__YOUR INSTRUCTIONS__:
Copy, unchanged, the lines of the records that begin with the line containing "bar: [666, 467, 681, 471]" and continue through the line containing "value-cell: 52: [825, 531, 871, 555]", including both of those lines.

───── DATA LISTING ─────

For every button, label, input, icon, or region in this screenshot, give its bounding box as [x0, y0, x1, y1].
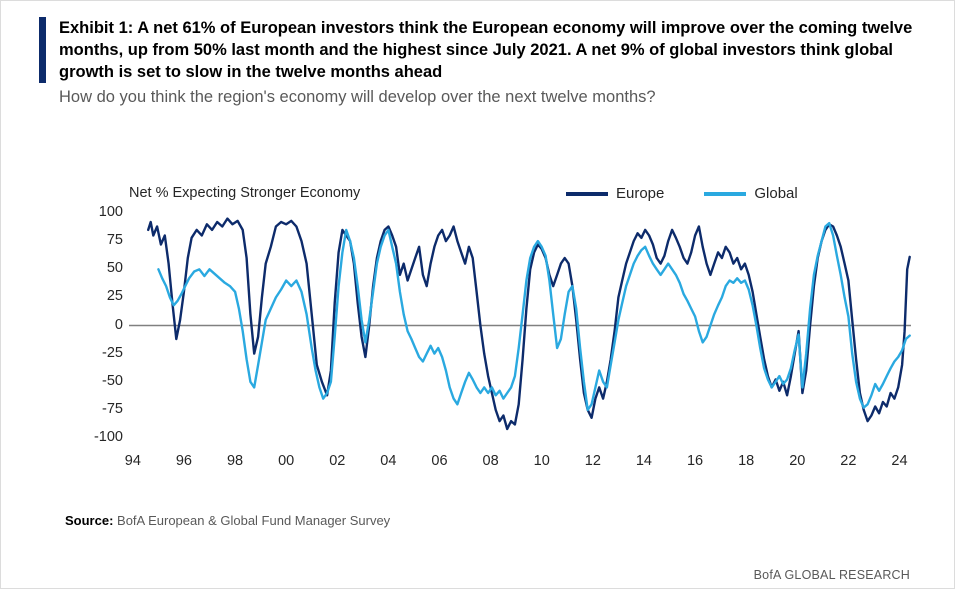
legend-label-global: Global: [754, 185, 798, 202]
x-tick-label: 18: [738, 453, 755, 469]
x-tick-label: 06: [431, 453, 448, 469]
chart-title: Net % Expecting Stronger Economy: [129, 185, 361, 201]
x-tick-label: 08: [482, 453, 499, 469]
global-series-line: [157, 221, 911, 412]
source-text: BofA European & Global Fund Manager Surv…: [113, 513, 391, 528]
y-tick-label: -25: [102, 344, 123, 361]
y-tick-label: -75: [102, 400, 123, 417]
y-axis: 100 75 50 25 0 -25 -50 -75 -100: [77, 204, 123, 447]
exhibit-title: Exhibit 1: A net 61% of European investo…: [59, 19, 913, 82]
legend-label-europe: Europe: [616, 185, 665, 202]
europe-series-line: [147, 217, 911, 431]
legend-entry-global: Global: [704, 185, 798, 202]
y-tick-label: -100: [93, 429, 123, 445]
y-tick-label: 75: [106, 232, 123, 249]
y-tick-label: 25: [106, 288, 123, 305]
x-tick-label: 02: [329, 453, 346, 469]
y-tick-label: 100: [98, 204, 123, 220]
x-tick-label: 24: [891, 453, 908, 469]
x-tick-label: 00: [278, 453, 295, 469]
global-line-swatch: [704, 191, 747, 196]
x-tick-label: 98: [226, 453, 244, 469]
chart-legend: Europe Global: [566, 185, 798, 202]
x-tick-label: 10: [533, 453, 550, 469]
y-tick-label: 50: [106, 260, 123, 277]
survey-question: How do you think the region's economy wi…: [59, 88, 656, 107]
y-tick-label: 0: [114, 316, 123, 333]
exhibit-title-block: Exhibit 1: A net 61% of European investo…: [39, 17, 925, 84]
source-note: Source: BofA European & Global Fund Mana…: [65, 513, 390, 528]
x-tick-label: 14: [635, 453, 652, 469]
exhibit-header: Exhibit 1: A net 61% of European investo…: [39, 17, 925, 109]
x-tick-label: 94: [124, 453, 141, 469]
y-tick-label: -50: [102, 372, 123, 389]
source-label: Source:: [65, 513, 114, 528]
x-tick-label: 22: [840, 453, 857, 469]
x-tick-label: 16: [686, 453, 704, 469]
x-tick-label: 12: [584, 453, 601, 469]
x-tick-label: 04: [380, 453, 397, 469]
plot-svg: [129, 217, 911, 431]
x-tick-label: 96: [175, 453, 192, 469]
legend-entry-europe: Europe: [566, 185, 664, 202]
x-tick-label: 20: [789, 453, 806, 469]
research-brand: BofA GLOBAL RESEARCH: [753, 568, 910, 582]
europe-line-swatch: [566, 191, 608, 196]
x-axis: 94 96 98 00 02 04 06 08 10 12 14 16 18 20 22 24: [125, 453, 911, 473]
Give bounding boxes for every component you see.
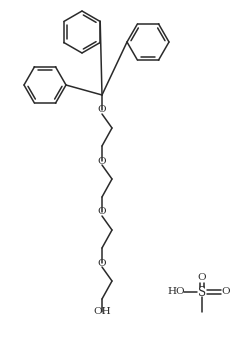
Text: O: O: [98, 156, 106, 166]
Text: O: O: [98, 259, 106, 267]
Text: O: O: [222, 287, 230, 296]
Text: O: O: [198, 273, 206, 282]
Text: S: S: [198, 286, 206, 299]
Text: O: O: [98, 208, 106, 217]
Text: HO: HO: [167, 287, 185, 296]
Text: O: O: [98, 105, 106, 114]
Text: OH: OH: [93, 308, 111, 316]
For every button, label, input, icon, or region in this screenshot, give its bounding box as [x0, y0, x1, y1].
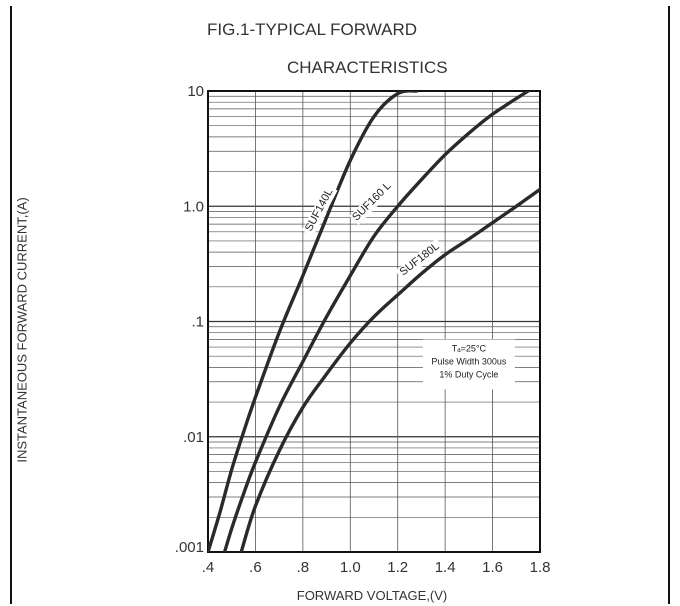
- plot-border: [207, 90, 541, 553]
- conditions-text: 1% Duty Cycle: [439, 369, 498, 379]
- y-tick-label: .01: [183, 429, 204, 446]
- x-axis-label: FORWARD VOLTAGE,(V): [296, 588, 448, 603]
- y-tick-label: .001: [175, 539, 204, 556]
- x-tick-label: 1.4: [435, 559, 456, 576]
- series-line-2: [222, 91, 530, 552]
- y-tick-label: 10: [187, 83, 204, 100]
- conditions-text: Tₐ=25°C: [452, 343, 487, 353]
- series-line-3: [239, 187, 540, 552]
- chart-title: FIG.1-TYPICAL FORWARD: [207, 20, 418, 39]
- x-tick-label: 1.0: [340, 559, 361, 576]
- conditions-box: [422, 339, 515, 390]
- x-tick-label: .8: [297, 559, 310, 576]
- y-tick-label: .1: [191, 314, 204, 331]
- y-tick-label: 1.0: [183, 198, 204, 215]
- x-tick-label: 1.2: [387, 559, 408, 576]
- figure-frame: [10, 6, 670, 604]
- x-tick-label: 1.8: [530, 559, 551, 576]
- series-line-1: [208, 91, 419, 552]
- chart-subtitle: CHARACTERISTICS: [287, 58, 448, 77]
- x-tick-label: .6: [249, 559, 262, 576]
- conditions-text: Pulse Width 300us: [431, 356, 507, 366]
- x-tick-label: 1.6: [482, 559, 503, 576]
- x-tick-label: .4: [202, 559, 215, 576]
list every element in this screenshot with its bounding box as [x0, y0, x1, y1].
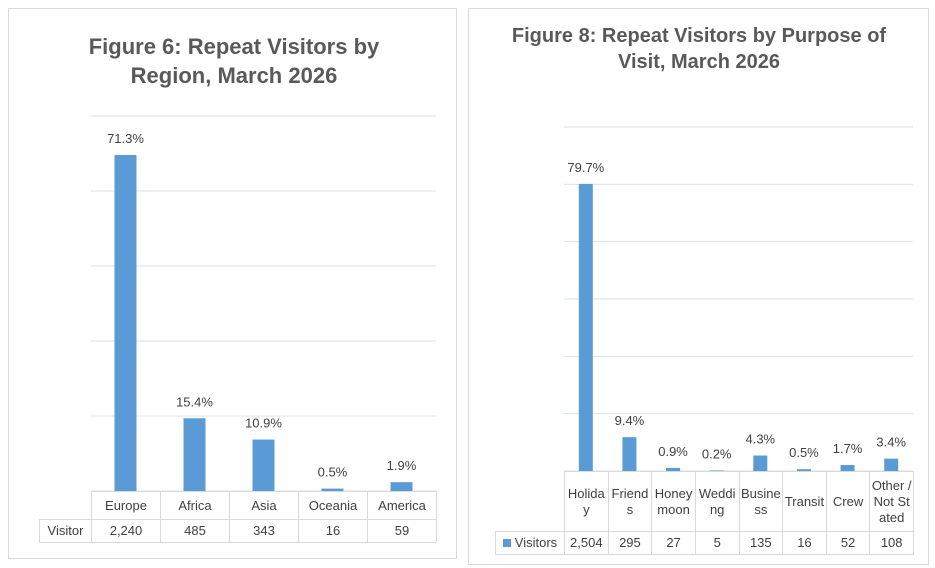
bar: [666, 467, 681, 471]
bar: [183, 418, 206, 491]
data-label: 1.9%: [387, 458, 417, 473]
bar: [796, 469, 811, 471]
value-cell: 108: [869, 531, 914, 555]
bar: [840, 465, 855, 471]
value-cell: 27: [651, 531, 696, 555]
category-cell: Honeymoon: [651, 471, 696, 532]
value-cell: 16: [298, 519, 368, 543]
bar: [884, 458, 899, 471]
category-cell: Asia: [229, 491, 299, 520]
category-cell: Crew: [825, 471, 871, 532]
value-cell: 295: [607, 531, 653, 555]
bar: [753, 455, 768, 471]
data-label: 9.4%: [615, 413, 645, 428]
data-label: 1.7%: [833, 441, 863, 456]
chart-title: Figure 6: Repeat Visitors by Region, Mar…: [88, 34, 380, 88]
category-cell: Transit: [782, 471, 827, 532]
chart-panel: Figure 8: Repeat Visitors by Purpose of …: [468, 8, 929, 565]
data-label: 71.3%: [107, 131, 144, 146]
value-cell: 16: [782, 531, 827, 555]
series-label-cell: Visitor: [39, 519, 92, 543]
data-label: 0.5%: [318, 465, 348, 480]
category-cell: Wedding: [694, 471, 740, 532]
data-label: 4.3%: [745, 432, 775, 447]
bar: [114, 155, 137, 491]
category-cell: Holiday: [564, 471, 609, 532]
legend-label: Visitor: [47, 523, 84, 538]
data-label: 10.9%: [245, 416, 282, 431]
data-label: 0.2%: [702, 446, 732, 461]
legend-label: Visitors: [514, 535, 558, 550]
value-cell: 5: [694, 531, 740, 555]
legend-key: [502, 539, 511, 547]
bar: [578, 183, 593, 471]
data-label: 0.5%: [789, 445, 819, 460]
data-label: 0.9%: [658, 444, 688, 459]
data-label: 79.7%: [567, 160, 604, 175]
chart-panel: Figure 6: Repeat Visitors by Region, Mar…: [8, 8, 457, 559]
category-cell: Africa: [160, 491, 230, 520]
category-cell: Other / Not Stated: [869, 471, 914, 532]
bar: [622, 437, 637, 471]
value-cell: 135: [738, 531, 784, 555]
plot: 71.3% 15.4% 10.9% 0.5% 1.9%: [91, 115, 436, 492]
bar: [390, 482, 413, 491]
value-cell: 2,504: [564, 531, 609, 555]
data-label: 3.4%: [876, 435, 906, 450]
value-cell: 59: [367, 519, 437, 543]
category-cell: Business: [738, 471, 784, 532]
category-cell: Friends: [607, 471, 653, 532]
bar: [709, 470, 724, 471]
category-cell: Europe: [91, 491, 161, 520]
bar: [252, 439, 275, 491]
value-cell: 52: [825, 531, 871, 555]
data-label: 15.4%: [176, 394, 213, 409]
plot: 79.7% 9.4% 0.9% 0.2% 4.3% 0.5% 1.7% 3.4%: [564, 126, 913, 472]
chart-title: Figure 8: Repeat Visitors by Purpose of …: [511, 25, 887, 73]
category-cell: America: [367, 491, 437, 520]
series-label-cell: Visitors: [495, 531, 565, 555]
value-cell: 485: [160, 519, 230, 543]
value-cell: 2,240: [91, 519, 161, 543]
bar: [321, 488, 344, 491]
category-cell: Oceania: [298, 491, 368, 520]
value-cell: 343: [229, 519, 299, 543]
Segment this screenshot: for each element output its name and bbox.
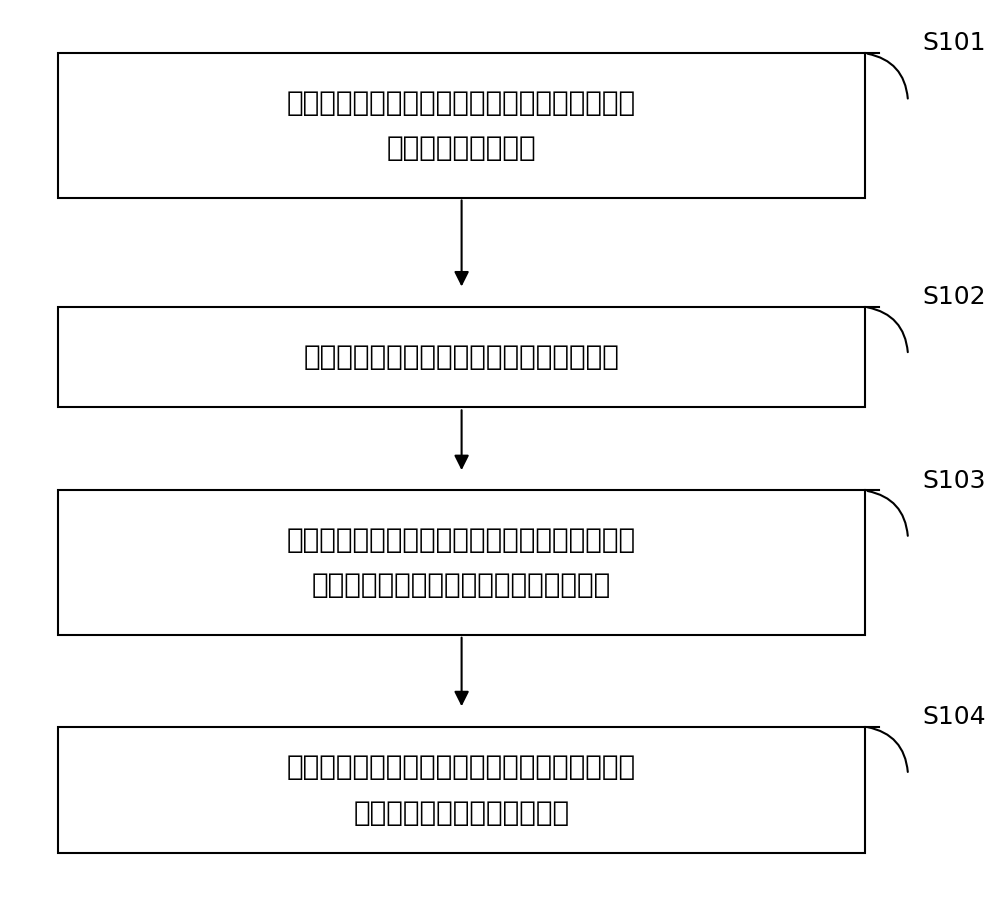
Text: 根据所述当前距离和所述当前摆动角度，确定所
述风扇摆头当前需要达到的轴向旋转角度: 根据所述当前距离和所述当前摆动角度，确定所 述风扇摆头当前需要达到的轴向旋转角度: [287, 526, 636, 599]
Text: S103: S103: [922, 468, 986, 493]
Text: S104: S104: [922, 705, 986, 729]
Bar: [58, 307, 865, 407]
Text: 确定所述风扇与需送风用户之间的当前距离: 确定所述风扇与需送风用户之间的当前距离: [304, 343, 620, 371]
Text: 当所述可摆动支撑杆摇摆时，获取所述可摆动支
撑杆的当前摆动角度: 当所述可摆动支撑杆摇摆时，获取所述可摆动支 撑杆的当前摆动角度: [287, 88, 636, 162]
Text: 控制所述风扇摆头根据所述轴向旋转角度进行旋
转，以向所述需送风用户送风: 控制所述风扇摆头根据所述轴向旋转角度进行旋 转，以向所述需送风用户送风: [287, 753, 636, 827]
Bar: [58, 53, 865, 198]
Bar: [58, 727, 865, 854]
Bar: [58, 490, 865, 635]
Text: S101: S101: [922, 31, 986, 56]
Text: S102: S102: [922, 285, 986, 309]
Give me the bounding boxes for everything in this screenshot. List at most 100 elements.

─────

__ANSWER TO THIS PROBLEM__:
bar: [666, 467, 681, 471]
bar: [183, 418, 206, 491]
data-label: 1.9%: [387, 458, 417, 473]
bar: [796, 469, 811, 471]
value-cell: 108: [869, 531, 914, 555]
bar: [840, 465, 855, 471]
value-cell: 27: [651, 531, 696, 555]
category-cell: Honeymoon: [651, 471, 696, 532]
value-cell: 16: [298, 519, 368, 543]
bar: [884, 458, 899, 471]
category-cell: Asia: [229, 491, 299, 520]
category-cell: Crew: [825, 471, 871, 532]
value-cell: 295: [607, 531, 653, 555]
bar: [753, 455, 768, 471]
data-label: 9.4%: [615, 413, 645, 428]
data-label: 1.7%: [833, 441, 863, 456]
chart-title: Figure 6: Repeat Visitors by Region, Mar…: [88, 34, 380, 88]
category-cell: Transit: [782, 471, 827, 532]
chart-panel: Figure 8: Repeat Visitors by Purpose of …: [468, 8, 929, 565]
data-label: 71.3%: [107, 131, 144, 146]
value-cell: 16: [782, 531, 827, 555]
series-label-cell: Visitor: [39, 519, 92, 543]
data-label: 0.5%: [318, 465, 348, 480]
category-cell: Wedding: [694, 471, 740, 532]
data-label: 4.3%: [745, 432, 775, 447]
bar: [114, 155, 137, 491]
category-cell: Holiday: [564, 471, 609, 532]
legend-label: Visitor: [47, 523, 84, 538]
data-label: 10.9%: [245, 416, 282, 431]
data-label: 0.2%: [702, 446, 732, 461]
legend-label: Visitors: [514, 535, 558, 550]
value-cell: 5: [694, 531, 740, 555]
legend-key: [502, 539, 511, 547]
bar: [578, 183, 593, 471]
data-label: 0.5%: [789, 445, 819, 460]
data-label: 0.9%: [658, 444, 688, 459]
data-label: 79.7%: [567, 160, 604, 175]
chart-panel: Figure 6: Repeat Visitors by Region, Mar…: [8, 8, 457, 559]
category-cell: Africa: [160, 491, 230, 520]
category-cell: Other / Not Stated: [869, 471, 914, 532]
bar: [622, 437, 637, 471]
value-cell: 135: [738, 531, 784, 555]
plot: 71.3% 15.4% 10.9% 0.5% 1.9%: [91, 115, 436, 492]
bar: [390, 482, 413, 491]
value-cell: 2,504: [564, 531, 609, 555]
data-label: 3.4%: [876, 435, 906, 450]
value-cell: 59: [367, 519, 437, 543]
category-cell: Business: [738, 471, 784, 532]
category-cell: Friends: [607, 471, 653, 532]
bar: [709, 470, 724, 471]
category-cell: Europe: [91, 491, 161, 520]
bar: [252, 439, 275, 491]
value-cell: 52: [825, 531, 871, 555]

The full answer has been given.